▶ EXERCISE BRIEF:
Give the entries again exactly, every one of them.

▶ STORED RECORDS:
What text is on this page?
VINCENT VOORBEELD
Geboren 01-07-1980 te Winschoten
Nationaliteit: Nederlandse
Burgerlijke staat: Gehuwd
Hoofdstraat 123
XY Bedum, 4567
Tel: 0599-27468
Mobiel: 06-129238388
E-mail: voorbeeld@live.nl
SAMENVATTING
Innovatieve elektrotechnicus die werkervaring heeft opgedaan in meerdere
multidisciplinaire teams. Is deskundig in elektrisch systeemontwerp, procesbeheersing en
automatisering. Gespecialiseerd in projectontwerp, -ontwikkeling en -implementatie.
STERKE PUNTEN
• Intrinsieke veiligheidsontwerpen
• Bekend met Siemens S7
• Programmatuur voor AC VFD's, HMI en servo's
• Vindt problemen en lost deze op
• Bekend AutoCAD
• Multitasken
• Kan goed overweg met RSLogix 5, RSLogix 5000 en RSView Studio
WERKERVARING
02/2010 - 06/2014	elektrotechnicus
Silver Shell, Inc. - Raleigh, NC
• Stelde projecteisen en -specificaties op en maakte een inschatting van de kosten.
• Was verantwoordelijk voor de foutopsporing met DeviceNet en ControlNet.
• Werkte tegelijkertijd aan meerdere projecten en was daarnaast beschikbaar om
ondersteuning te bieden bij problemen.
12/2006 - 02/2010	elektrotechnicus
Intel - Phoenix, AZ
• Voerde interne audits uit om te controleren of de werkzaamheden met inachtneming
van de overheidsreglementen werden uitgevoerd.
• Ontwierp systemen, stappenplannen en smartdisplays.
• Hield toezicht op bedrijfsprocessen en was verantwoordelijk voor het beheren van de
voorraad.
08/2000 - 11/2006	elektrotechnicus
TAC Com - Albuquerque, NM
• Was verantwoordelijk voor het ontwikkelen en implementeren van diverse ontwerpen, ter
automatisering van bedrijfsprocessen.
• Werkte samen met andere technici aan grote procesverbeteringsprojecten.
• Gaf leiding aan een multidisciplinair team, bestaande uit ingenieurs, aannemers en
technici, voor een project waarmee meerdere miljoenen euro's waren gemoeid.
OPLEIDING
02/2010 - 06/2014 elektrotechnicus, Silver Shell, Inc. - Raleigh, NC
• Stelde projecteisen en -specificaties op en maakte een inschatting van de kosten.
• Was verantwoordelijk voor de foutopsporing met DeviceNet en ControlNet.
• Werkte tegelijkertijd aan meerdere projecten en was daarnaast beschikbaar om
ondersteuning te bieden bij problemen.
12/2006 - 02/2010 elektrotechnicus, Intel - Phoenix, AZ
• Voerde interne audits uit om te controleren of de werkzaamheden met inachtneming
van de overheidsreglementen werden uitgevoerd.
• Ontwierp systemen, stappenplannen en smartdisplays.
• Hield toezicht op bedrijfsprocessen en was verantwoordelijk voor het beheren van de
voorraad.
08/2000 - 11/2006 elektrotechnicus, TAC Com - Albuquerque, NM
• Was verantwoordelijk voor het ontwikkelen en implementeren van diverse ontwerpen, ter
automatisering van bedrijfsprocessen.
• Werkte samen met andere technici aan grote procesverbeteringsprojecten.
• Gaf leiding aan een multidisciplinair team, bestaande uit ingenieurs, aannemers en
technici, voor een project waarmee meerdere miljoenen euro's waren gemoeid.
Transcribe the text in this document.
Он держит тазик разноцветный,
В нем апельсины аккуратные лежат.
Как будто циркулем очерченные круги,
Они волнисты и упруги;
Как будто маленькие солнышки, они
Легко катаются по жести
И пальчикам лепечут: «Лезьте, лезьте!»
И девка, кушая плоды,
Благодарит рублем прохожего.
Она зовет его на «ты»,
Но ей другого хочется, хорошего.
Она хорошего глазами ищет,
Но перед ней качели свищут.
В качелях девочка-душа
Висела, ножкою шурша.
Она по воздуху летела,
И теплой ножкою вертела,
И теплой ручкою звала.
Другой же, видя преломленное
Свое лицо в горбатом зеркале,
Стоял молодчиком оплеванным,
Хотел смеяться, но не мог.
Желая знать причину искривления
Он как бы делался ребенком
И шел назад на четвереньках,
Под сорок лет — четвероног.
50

▶ WRITTEN RESPONSE:
What text is on this page?
VINCENT VOORBEELD
Geboren 01-07-1980 te Winschoten
Nationaliteit: Nederlandse
Burgerlijke staat: Gehuwd
Hoofdstraat 123
XY Bedum, 4567
Tel: 0599-27468
Mobiel: 06-129238388
E-mail: voorbeeld@live.nl
SAMENVATTING
Innovatieve elektrotechnicus die werkervaring heeft opgedaan in meerdere
multidisciplinaire teams. Is deskundig in elektrisch systeemontwerp, procesbeheersing en
automatisering. Gespecialiseerd in projectontwerp, -ontwikkeling en -implementatie.
STERKE PUNTEN
• Intrinsieke veiligheidsontwerpen
• Bekend met Siemens S7
• Programmatuur voor AC VFD's, HMI en servo's
• Vindt problemen en lost deze op
• Bekend AutoCAD
• Multitasken
• Kan goed overweg met RSLogix 5, RSLogix 5000 en RSView Studio
WERKERVARING
02/2010 - 06/2014	elektrotechnicus
Silver Shell, Inc. - Raleigh, NC
• Stelde projecteisen en -specificaties op en maakte een inschatting van de kosten.
• Was verantwoordelijk voor de foutopsporing met DeviceNet en ControlNet.
• Werkte tegelijkertijd aan meerdere projecten en was daarnaast beschikbaar om
ondersteuning te bieden bij problemen.
12/2006 - 02/2010	elektrotechnicus
Intel - Phoenix, AZ
• Voerde interne audits uit om te controleren of de werkzaamheden met inachtneming
van de overheidsreglementen werden uitgevoerd.
• Ontwierp systemen, stappenplannen en smartdisplays.
• Hield toezicht op bedrijfsprocessen en was verantwoordelijk voor het beheren van de
voorraad.
08/2000 - 11/2006	elektrotechnicus
TAC Com - Albuquerque, NM
• Was verantwoordelijk voor het ontwikkelen en implementeren van diverse ontwerpen, ter
automatisering van bedrijfsprocessen.
• Werkte samen met andere technici aan grote procesverbeteringsprojecten.
• Gaf leiding aan een multidisciplinair team, bestaande uit ingenieurs, aannemers en
technici, voor een project waarmee meerdere miljoenen euro's waren gemoeid.
OPLEIDING
02/2010 - 06/2014 elektrotechnicus, Silver Shell, Inc. - Raleigh, NC
• Stelde projecteisen en -specificaties op en maakte een inschatting van de kosten.
• Was verantwoordelijk voor de foutopsporing met DeviceNet en ControlNet.
• Werkte tegelijkertijd aan meerdere projecten en was daarnaast beschikbaar om
ondersteuning te bieden bij problemen.
12/2006 - 02/2010 elektrotechnicus, Intel - Phoenix, AZ
• Voerde interne audits uit om te controleren of de werkzaamheden met inachtneming
van de overheidsreglementen werden uitgevoerd.
• Ontwierp systemen, stappenplannen en smartdisplays.
• Hield toezicht op bedrijfsprocessen en was verantwoordelijk voor het beheren van de
voorraad.
08/2000 - 11/2006 elektrotechnicus, TAC Com - Albuquerque, NM
• Was verantwoordelijk voor het ontwikkelen en implementeren van diverse ontwerpen, ter
automatisering van bedrijfsprocessen.
• Werkte samen met andere technici aan grote procesverbeteringsprojecten.
• Gaf leiding aan een multidisciplinair team, bestaande uit ingenieurs, aannemers en
technici, voor een project waarmee meerdere miljoenen euro's waren gemoeid.
Transcribe the text in this document.
Он держит тазик разноцветный,
В нем апельсины аккуратные лежат.
Как будто циркулем очерченные круги,
Они волнисты и упруги;
Как будто маленькие солнышки, они
Легко катаются по жести
И пальчикам лепечут: «Лезьте, лезьте!»
И девка, кушая плоды,
Благодарит рублем прохожего.
Она зовет его на «ты»,
Но ей другого хочется, хорошего.
Она хорошего глазами ищет,
Но перед ней качели свищут.
В качелях девочка-душа
Висела, ножкою шурша.
Она по воздуху летела,
И теплой ножкою вертела,
И теплой ручкою звала.
Другой же, видя преломленное
Свое лицо в горбатом зеркале,
Стоял молодчиком оплеванным,
Хотел смеяться, но не мог.
Желая знать причину искривления
Он как бы делался ребенком
И шел назад на четвереньках,
Под сорок лет — четвероног.
50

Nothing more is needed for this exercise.